• [TASK PROMPT]: Copy out each line of the data that holds the word "purposes".

[Stored entries]

════════════════════

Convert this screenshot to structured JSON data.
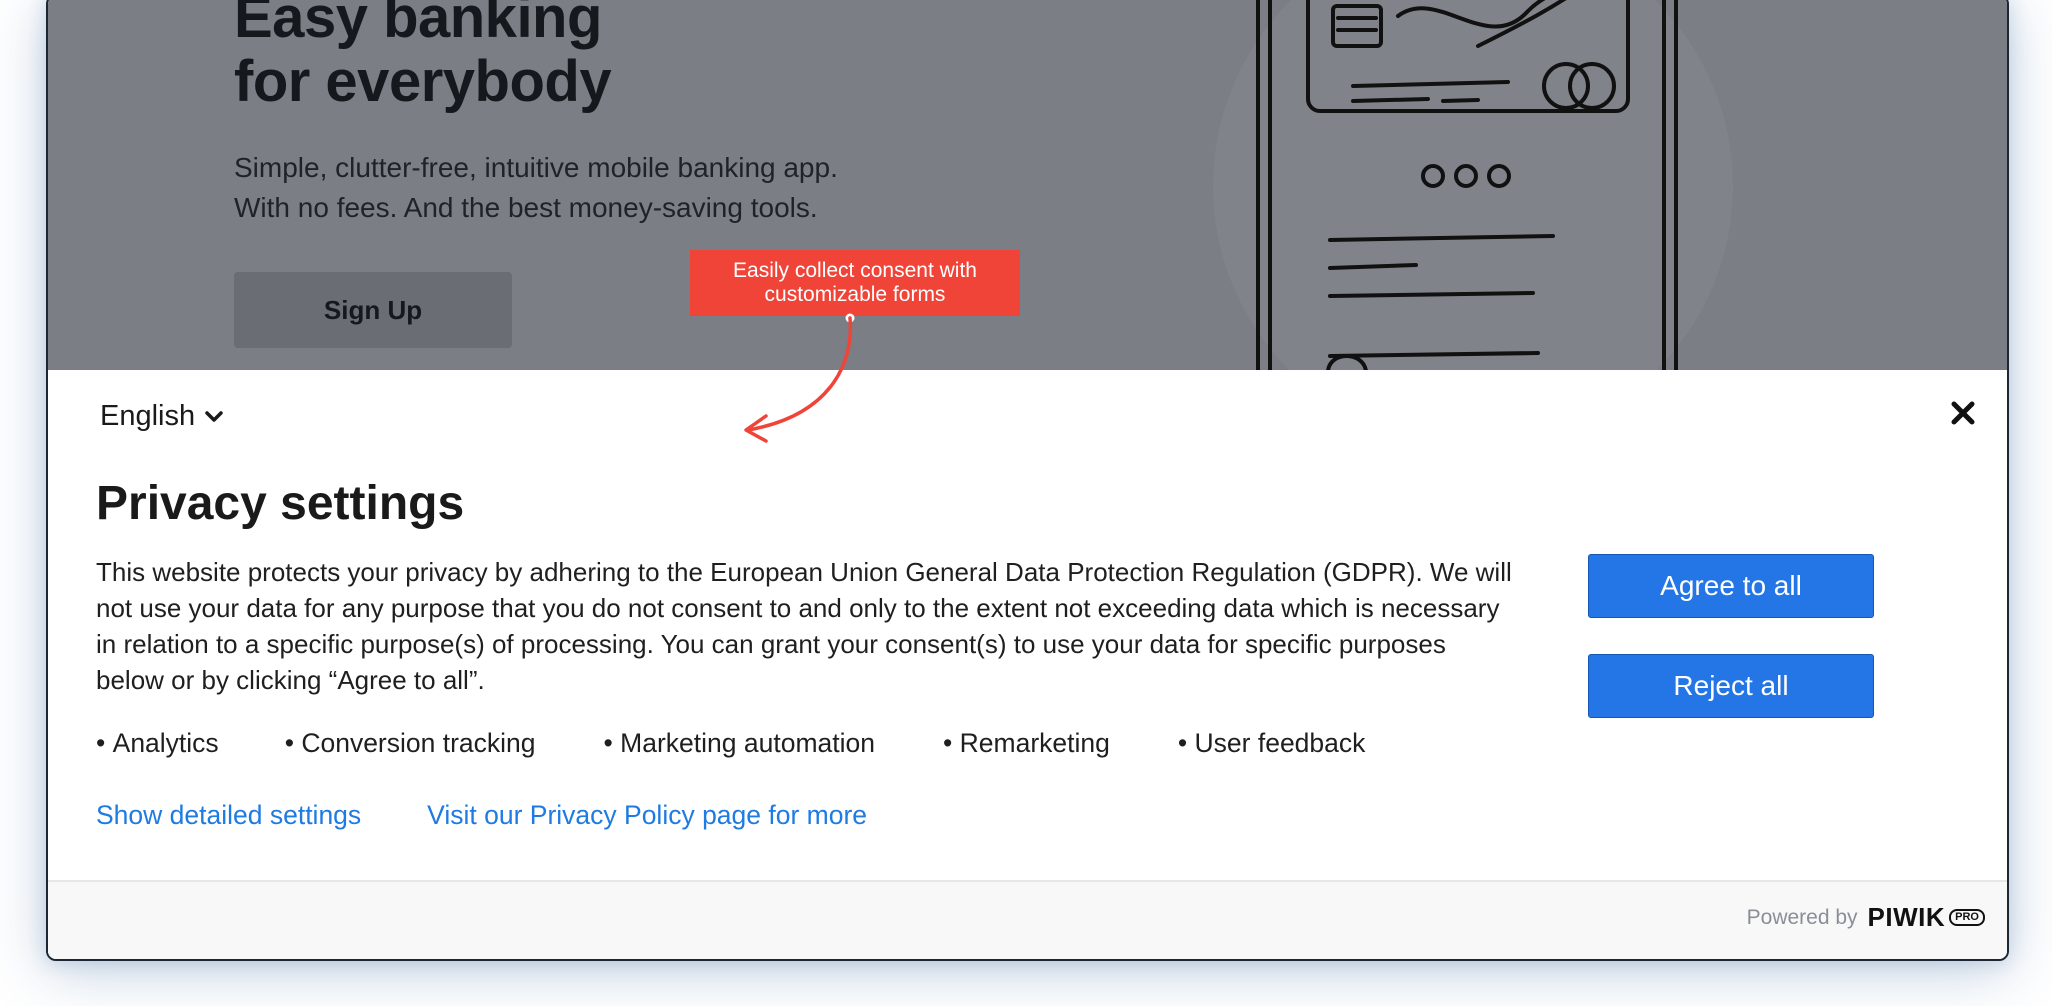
{
  "hero": {
    "title_line1": "Easy banking",
    "title_line2": "for everybody",
    "subtitle_line1": "Simple, clutter-free, intuitive mobile banking app.",
    "subtitle_line2": "With no fees. And the best money-saving tools.",
    "signup_label": "Sign Up"
  },
  "callout": {
    "line1": "Easily collect consent with",
    "line2": "customizable forms"
  },
  "banner": {
    "language": "English",
    "title": "Privacy settings",
    "text": "This website protects your privacy by adhering to the European Union General Data Protection Regulation (GDPR). We will not use your data for any purpose that you do not consent to and only to the extent not exceeding data which is necessary in relation to a specific purpose(s) of processing. You can grant your consent(s) to use your data for specific purposes below or by clicking “Agree to all”.",
    "purposes": [
      "Analytics",
      "Conversion tracking",
      "Marketing automation",
      "Remarketing",
      "User feedback"
    ],
    "links": {
      "detailed": "Show detailed settings",
      "policy": "Visit our Privacy Policy page for more"
    },
    "buttons": {
      "agree": "Agree to all",
      "reject": "Reject all"
    }
  },
  "footer": {
    "powered_by": "Powered by",
    "logo_word": "PIWIK",
    "logo_badge": "PRO"
  },
  "colors": {
    "accent_blue": "#2476e6",
    "link_blue": "#1e7be2",
    "callout_red": "#f04438",
    "overlay_gray": "#7b7e84"
  },
  "icons": [
    "chevron-down-icon",
    "close-icon",
    "phone-illustration"
  ]
}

════════════════════

• [TASK ANSWER]:
    "text": "This website protects your privacy by adhering to the European Union General Data Protection Regulation (GDPR). We will not use your data for any purpose that you do not consent to and only to the extent not exceeding data which is necessary in relation to a specific purpose(s) of processing. You can grant your consent(s) to use your data for specific purposes below or by clicking “Agree to all”.",
    "purposes": [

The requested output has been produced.